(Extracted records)
....
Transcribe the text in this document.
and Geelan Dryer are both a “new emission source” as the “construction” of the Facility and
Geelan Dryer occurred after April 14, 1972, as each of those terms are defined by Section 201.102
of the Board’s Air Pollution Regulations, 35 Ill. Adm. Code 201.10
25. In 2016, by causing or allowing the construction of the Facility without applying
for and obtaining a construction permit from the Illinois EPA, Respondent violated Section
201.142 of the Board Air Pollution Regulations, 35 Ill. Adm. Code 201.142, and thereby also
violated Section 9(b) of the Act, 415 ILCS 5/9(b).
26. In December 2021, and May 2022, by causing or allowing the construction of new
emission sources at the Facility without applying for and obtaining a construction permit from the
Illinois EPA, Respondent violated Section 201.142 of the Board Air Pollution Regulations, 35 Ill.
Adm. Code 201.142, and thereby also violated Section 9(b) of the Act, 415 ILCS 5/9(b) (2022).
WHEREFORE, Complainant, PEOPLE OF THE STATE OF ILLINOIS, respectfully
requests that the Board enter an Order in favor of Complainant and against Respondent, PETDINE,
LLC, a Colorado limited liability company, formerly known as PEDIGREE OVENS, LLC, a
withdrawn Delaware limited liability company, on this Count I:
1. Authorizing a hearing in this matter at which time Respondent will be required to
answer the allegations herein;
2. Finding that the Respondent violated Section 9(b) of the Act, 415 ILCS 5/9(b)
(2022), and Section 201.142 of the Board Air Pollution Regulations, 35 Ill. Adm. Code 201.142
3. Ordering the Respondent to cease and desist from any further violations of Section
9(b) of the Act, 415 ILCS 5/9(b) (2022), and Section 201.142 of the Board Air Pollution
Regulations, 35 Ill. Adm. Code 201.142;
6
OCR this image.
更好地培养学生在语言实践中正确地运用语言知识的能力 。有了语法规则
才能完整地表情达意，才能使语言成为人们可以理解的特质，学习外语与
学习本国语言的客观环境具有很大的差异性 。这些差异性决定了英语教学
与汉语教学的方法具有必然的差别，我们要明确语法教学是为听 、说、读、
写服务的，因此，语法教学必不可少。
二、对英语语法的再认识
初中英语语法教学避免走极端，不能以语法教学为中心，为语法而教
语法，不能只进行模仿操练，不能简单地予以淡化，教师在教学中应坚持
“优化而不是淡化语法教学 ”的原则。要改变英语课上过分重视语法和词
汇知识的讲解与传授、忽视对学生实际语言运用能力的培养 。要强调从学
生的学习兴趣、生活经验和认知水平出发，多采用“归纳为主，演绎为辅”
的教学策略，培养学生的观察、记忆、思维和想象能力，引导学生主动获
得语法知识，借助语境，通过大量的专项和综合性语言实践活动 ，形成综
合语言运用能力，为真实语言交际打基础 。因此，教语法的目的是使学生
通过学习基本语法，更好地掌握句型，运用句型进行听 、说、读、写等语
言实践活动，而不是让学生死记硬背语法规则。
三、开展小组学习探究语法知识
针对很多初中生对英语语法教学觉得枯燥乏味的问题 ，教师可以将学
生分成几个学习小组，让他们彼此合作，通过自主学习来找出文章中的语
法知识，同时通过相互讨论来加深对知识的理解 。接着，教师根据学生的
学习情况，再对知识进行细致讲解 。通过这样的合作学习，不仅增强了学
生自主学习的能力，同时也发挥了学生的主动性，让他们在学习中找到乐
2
....
[TASK DETAILS]:
Give the listing above again, word for word.

[CORRECT RESPONSE]:
Transcribe the text in this document.
and Geelan Dryer are both a “new emission source” as the “construction” of the Facility and
Geelan Dryer occurred after April 14, 1972, as each of those terms are defined by Section 201.102
of the Board’s Air Pollution Regulations, 35 Ill. Adm. Code 201.10
25. In 2016, by causing or allowing the construction of the Facility without applying
for and obtaining a construction permit from the Illinois EPA, Respondent violated Section
201.142 of the Board Air Pollution Regulations, 35 Ill. Adm. Code 201.142, and thereby also
violated Section 9(b) of the Act, 415 ILCS 5/9(b).
26. In December 2021, and May 2022, by causing or allowing the construction of new
emission sources at the Facility without applying for and obtaining a construction permit from the
Illinois EPA, Respondent violated Section 201.142 of the Board Air Pollution Regulations, 35 Ill.
Adm. Code 201.142, and thereby also violated Section 9(b) of the Act, 415 ILCS 5/9(b) (2022).
WHEREFORE, Complainant, PEOPLE OF THE STATE OF ILLINOIS, respectfully
requests that the Board enter an Order in favor of Complainant and against Respondent, PETDINE,
LLC, a Colorado limited liability company, formerly known as PEDIGREE OVENS, LLC, a
withdrawn Delaware limited liability company, on this Count I:
1. Authorizing a hearing in this matter at which time Respondent will be required to
answer the allegations herein;
2. Finding that the Respondent violated Section 9(b) of the Act, 415 ILCS 5/9(b)
(2022), and Section 201.142 of the Board Air Pollution Regulations, 35 Ill. Adm. Code 201.142
3. Ordering the Respondent to cease and desist from any further violations of Section
9(b) of the Act, 415 ILCS 5/9(b) (2022), and Section 201.142 of the Board Air Pollution
Regulations, 35 Ill. Adm. Code 201.142;
6
OCR this image.
更好地培养学生在语言实践中正确地运用语言知识的能力 。有了语法规则
才能完整地表情达意，才能使语言成为人们可以理解的特质，学习外语与
学习本国语言的客观环境具有很大的差异性 。这些差异性决定了英语教学
与汉语教学的方法具有必然的差别，我们要明确语法教学是为听 、说、读、
写服务的，因此，语法教学必不可少。
二、对英语语法的再认识
初中英语语法教学避免走极端，不能以语法教学为中心，为语法而教
语法，不能只进行模仿操练，不能简单地予以淡化，教师在教学中应坚持
“优化而不是淡化语法教学 ”的原则。要改变英语课上过分重视语法和词
汇知识的讲解与传授、忽视对学生实际语言运用能力的培养 。要强调从学
生的学习兴趣、生活经验和认知水平出发，多采用“归纳为主，演绎为辅”
的教学策略，培养学生的观察、记忆、思维和想象能力，引导学生主动获
得语法知识，借助语境，通过大量的专项和综合性语言实践活动 ，形成综
合语言运用能力，为真实语言交际打基础 。因此，教语法的目的是使学生
通过学习基本语法，更好地掌握句型，运用句型进行听 、说、读、写等语
言实践活动，而不是让学生死记硬背语法规则。
三、开展小组学习探究语法知识
针对很多初中生对英语语法教学觉得枯燥乏味的问题 ，教师可以将学
生分成几个学习小组，让他们彼此合作，通过自主学习来找出文章中的语
法知识，同时通过相互讨论来加深对知识的理解 。接着，教师根据学生的
学习情况，再对知识进行细致讲解 。通过这样的合作学习，不仅增强了学
生自主学习的能力，同时也发挥了学生的主动性，让他们在学习中找到乐
2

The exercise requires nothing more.